__What needs to be done__: Give the number of lines containing "axis" in this listing, with no other words.

__Stored rows__:
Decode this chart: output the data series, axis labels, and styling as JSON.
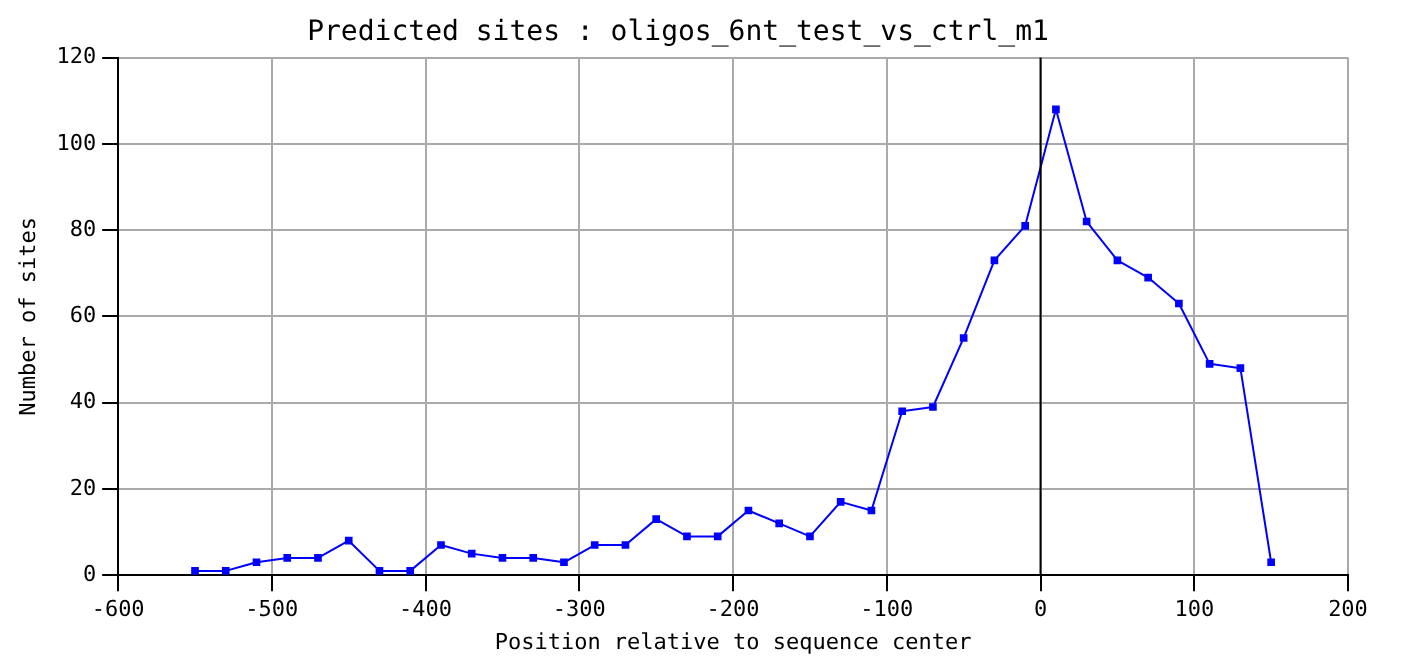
{
  "chart_data": {
    "type": "line",
    "title": "Predicted sites : oligos_6nt_test_vs_ctrl_m1",
    "xlabel": "Position relative to sequence center",
    "ylabel": "Number of sites",
    "x": [
      -550,
      -530,
      -510,
      -490,
      -470,
      -450,
      -430,
      -410,
      -390,
      -370,
      -350,
      -330,
      -310,
      -290,
      -270,
      -250,
      -230,
      -210,
      -190,
      -170,
      -150,
      -130,
      -110,
      -90,
      -70,
      -50,
      -30,
      -10,
      10,
      30,
      50,
      70,
      90,
      110,
      130,
      150
    ],
    "series": [
      {
        "color": "#0000ff",
        "values": [
          1,
          1,
          3,
          4,
          4,
          8,
          1,
          1,
          7,
          5,
          4,
          4,
          3,
          7,
          7,
          13,
          9,
          9,
          15,
          12,
          9,
          17,
          15,
          38,
          39,
          55,
          73,
          81,
          108,
          82,
          73,
          69,
          63,
          49,
          48,
          3
        ]
      }
    ],
    "xlim": [
      -600,
      200
    ],
    "xticks": [
      -600,
      -500,
      -400,
      -300,
      -200,
      -100,
      0,
      100,
      200
    ],
    "ylim": [
      0,
      120
    ],
    "yticks": [
      0,
      20,
      40,
      60,
      80,
      100,
      120
    ],
    "ref_lines": [
      {
        "axis": "x",
        "value": 0,
        "color": "#000000"
      }
    ],
    "grid": true,
    "legend": false,
    "marker": "square",
    "line_style": "solid"
  }
}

__Written response__: 2